--- BEGIN ---

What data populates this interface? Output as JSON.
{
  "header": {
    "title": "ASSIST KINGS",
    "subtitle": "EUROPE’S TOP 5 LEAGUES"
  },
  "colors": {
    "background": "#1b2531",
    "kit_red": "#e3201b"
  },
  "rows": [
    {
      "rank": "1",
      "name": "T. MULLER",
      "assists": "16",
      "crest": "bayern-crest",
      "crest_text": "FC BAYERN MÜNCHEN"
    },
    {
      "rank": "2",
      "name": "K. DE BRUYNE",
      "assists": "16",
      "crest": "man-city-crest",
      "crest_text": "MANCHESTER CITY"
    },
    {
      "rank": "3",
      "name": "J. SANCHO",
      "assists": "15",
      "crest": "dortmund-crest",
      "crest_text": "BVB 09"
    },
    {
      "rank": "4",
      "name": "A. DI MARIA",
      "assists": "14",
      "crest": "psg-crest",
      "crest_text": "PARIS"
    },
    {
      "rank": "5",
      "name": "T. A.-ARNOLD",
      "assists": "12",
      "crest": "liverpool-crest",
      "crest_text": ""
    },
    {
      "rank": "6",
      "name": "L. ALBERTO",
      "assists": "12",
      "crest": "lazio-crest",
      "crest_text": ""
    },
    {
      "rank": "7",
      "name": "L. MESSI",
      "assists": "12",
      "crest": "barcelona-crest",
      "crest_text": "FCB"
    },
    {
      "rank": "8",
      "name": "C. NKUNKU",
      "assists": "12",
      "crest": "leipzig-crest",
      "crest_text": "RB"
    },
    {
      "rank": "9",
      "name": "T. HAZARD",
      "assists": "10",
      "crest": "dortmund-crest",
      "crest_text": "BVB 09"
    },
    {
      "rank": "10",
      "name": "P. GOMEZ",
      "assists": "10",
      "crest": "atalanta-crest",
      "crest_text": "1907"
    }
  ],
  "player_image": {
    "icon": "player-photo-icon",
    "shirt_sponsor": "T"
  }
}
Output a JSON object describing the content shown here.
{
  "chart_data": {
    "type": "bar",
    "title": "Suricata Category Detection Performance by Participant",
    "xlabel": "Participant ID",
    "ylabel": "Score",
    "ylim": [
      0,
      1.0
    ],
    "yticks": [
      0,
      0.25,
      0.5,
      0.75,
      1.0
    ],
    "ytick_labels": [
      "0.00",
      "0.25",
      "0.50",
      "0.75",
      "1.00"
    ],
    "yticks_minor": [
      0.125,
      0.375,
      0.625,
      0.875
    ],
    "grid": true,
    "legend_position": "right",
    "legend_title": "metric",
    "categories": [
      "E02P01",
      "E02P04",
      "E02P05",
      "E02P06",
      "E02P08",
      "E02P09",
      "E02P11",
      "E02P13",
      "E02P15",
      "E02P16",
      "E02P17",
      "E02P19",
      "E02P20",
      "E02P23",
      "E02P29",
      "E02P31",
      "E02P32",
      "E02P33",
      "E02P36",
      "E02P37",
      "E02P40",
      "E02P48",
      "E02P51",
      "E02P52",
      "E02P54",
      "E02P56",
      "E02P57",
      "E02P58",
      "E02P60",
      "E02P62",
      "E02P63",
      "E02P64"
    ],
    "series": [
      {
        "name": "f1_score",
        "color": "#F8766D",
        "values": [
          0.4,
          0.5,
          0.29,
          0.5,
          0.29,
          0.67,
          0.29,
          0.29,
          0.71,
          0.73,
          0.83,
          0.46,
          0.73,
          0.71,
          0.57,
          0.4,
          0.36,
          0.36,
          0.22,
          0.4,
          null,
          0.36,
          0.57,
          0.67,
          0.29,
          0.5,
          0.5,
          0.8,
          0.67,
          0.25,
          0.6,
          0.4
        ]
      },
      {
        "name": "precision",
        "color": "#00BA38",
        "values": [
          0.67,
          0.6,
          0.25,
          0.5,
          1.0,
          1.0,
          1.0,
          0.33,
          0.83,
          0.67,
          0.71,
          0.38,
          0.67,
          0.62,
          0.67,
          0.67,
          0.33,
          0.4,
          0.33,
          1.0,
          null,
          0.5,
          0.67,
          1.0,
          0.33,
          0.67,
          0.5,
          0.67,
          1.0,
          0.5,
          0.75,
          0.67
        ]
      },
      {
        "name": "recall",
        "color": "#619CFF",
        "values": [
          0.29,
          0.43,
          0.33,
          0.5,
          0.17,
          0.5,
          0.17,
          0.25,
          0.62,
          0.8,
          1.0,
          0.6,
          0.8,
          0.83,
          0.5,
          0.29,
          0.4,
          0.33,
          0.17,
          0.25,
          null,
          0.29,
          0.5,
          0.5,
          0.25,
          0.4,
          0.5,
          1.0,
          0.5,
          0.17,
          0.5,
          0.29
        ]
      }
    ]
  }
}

--- END ---

SHORT EXERCISE
All of the lines above must be returned exactly.

EXERCISE ANSWER
What data populates this interface? Output as JSON.
{
  "header": {
    "title": "ASSIST KINGS",
    "subtitle": "EUROPE’S TOP 5 LEAGUES"
  },
  "colors": {
    "background": "#1b2531",
    "kit_red": "#e3201b"
  },
  "rows": [
    {
      "rank": "1",
      "name": "T. MULLER",
      "assists": "16",
      "crest": "bayern-crest",
      "crest_text": "FC BAYERN MÜNCHEN"
    },
    {
      "rank": "2",
      "name": "K. DE BRUYNE",
      "assists": "16",
      "crest": "man-city-crest",
      "crest_text": "MANCHESTER CITY"
    },
    {
      "rank": "3",
      "name": "J. SANCHO",
      "assists": "15",
      "crest": "dortmund-crest",
      "crest_text": "BVB 09"
    },
    {
      "rank": "4",
      "name": "A. DI MARIA",
      "assists": "14",
      "crest": "psg-crest",
      "crest_text": "PARIS"
    },
    {
      "rank": "5",
      "name": "T. A.-ARNOLD",
      "assists": "12",
      "crest": "liverpool-crest",
      "crest_text": ""
    },
    {
      "rank": "6",
      "name": "L. ALBERTO",
      "assists": "12",
      "crest": "lazio-crest",
      "crest_text": ""
    },
    {
      "rank": "7",
      "name": "L. MESSI",
      "assists": "12",
      "crest": "barcelona-crest",
      "crest_text": "FCB"
    },
    {
      "rank": "8",
      "name": "C. NKUNKU",
      "assists": "12",
      "crest": "leipzig-crest",
      "crest_text": "RB"
    },
    {
      "rank": "9",
      "name": "T. HAZARD",
      "assists": "10",
      "crest": "dortmund-crest",
      "crest_text": "BVB 09"
    },
    {
      "rank": "10",
      "name": "P. GOMEZ",
      "assists": "10",
      "crest": "atalanta-crest",
      "crest_text": "1907"
    }
  ],
  "player_image": {
    "icon": "player-photo-icon",
    "shirt_sponsor": "T"
  }
}
Output a JSON object describing the content shown here.
{
  "chart_data": {
    "type": "bar",
    "title": "Suricata Category Detection Performance by Participant",
    "xlabel": "Participant ID",
    "ylabel": "Score",
    "ylim": [
      0,
      1.0
    ],
    "yticks": [
      0,
      0.25,
      0.5,
      0.75,
      1.0
    ],
    "ytick_labels": [
      "0.00",
      "0.25",
      "0.50",
      "0.75",
      "1.00"
    ],
    "yticks_minor": [
      0.125,
      0.375,
      0.625,
      0.875
    ],
    "grid": true,
    "legend_position": "right",
    "legend_title": "metric",
    "categories": [
      "E02P01",
      "E02P04",
      "E02P05",
      "E02P06",
      "E02P08",
      "E02P09",
      "E02P11",
      "E02P13",
      "E02P15",
      "E02P16",
      "E02P17",
      "E02P19",
      "E02P20",
      "E02P23",
      "E02P29",
      "E02P31",
      "E02P32",
      "E02P33",
      "E02P36",
      "E02P37",
      "E02P40",
      "E02P48",
      "E02P51",
      "E02P52",
      "E02P54",
      "E02P56",
      "E02P57",
      "E02P58",
      "E02P60",
      "E02P62",
      "E02P63",
      "E02P64"
    ],
    "series": [
      {
        "name": "f1_score",
        "color": "#F8766D",
        "values": [
          0.4,
          0.5,
          0.29,
          0.5,
          0.29,
          0.67,
          0.29,
          0.29,
          0.71,
          0.73,
          0.83,
          0.46,
          0.73,
          0.71,
          0.57,
          0.4,
          0.36,
          0.36,
          0.22,
          0.4,
          null,
          0.36,
          0.57,
          0.67,
          0.29,
          0.5,
          0.5,
          0.8,
          0.67,
          0.25,
          0.6,
          0.4
        ]
      },
      {
        "name": "precision",
        "color": "#00BA38",
        "values": [
          0.67,
          0.6,
          0.25,
          0.5,
          1.0,
          1.0,
          1.0,
          0.33,
          0.83,
          0.67,
          0.71,
          0.38,
          0.67,
          0.62,
          0.67,
          0.67,
          0.33,
          0.4,
          0.33,
          1.0,
          null,
          0.5,
          0.67,
          1.0,
          0.33,
          0.67,
          0.5,
          0.67,
          1.0,
          0.5,
          0.75,
          0.67
        ]
      },
      {
        "name": "recall",
        "color": "#619CFF",
        "values": [
          0.29,
          0.43,
          0.33,
          0.5,
          0.17,
          0.5,
          0.17,
          0.25,
          0.62,
          0.8,
          1.0,
          0.6,
          0.8,
          0.83,
          0.5,
          0.29,
          0.4,
          0.33,
          0.17,
          0.25,
          null,
          0.29,
          0.5,
          0.5,
          0.25,
          0.4,
          0.5,
          1.0,
          0.5,
          0.17,
          0.5,
          0.29
        ]
      }
    ]
  }
}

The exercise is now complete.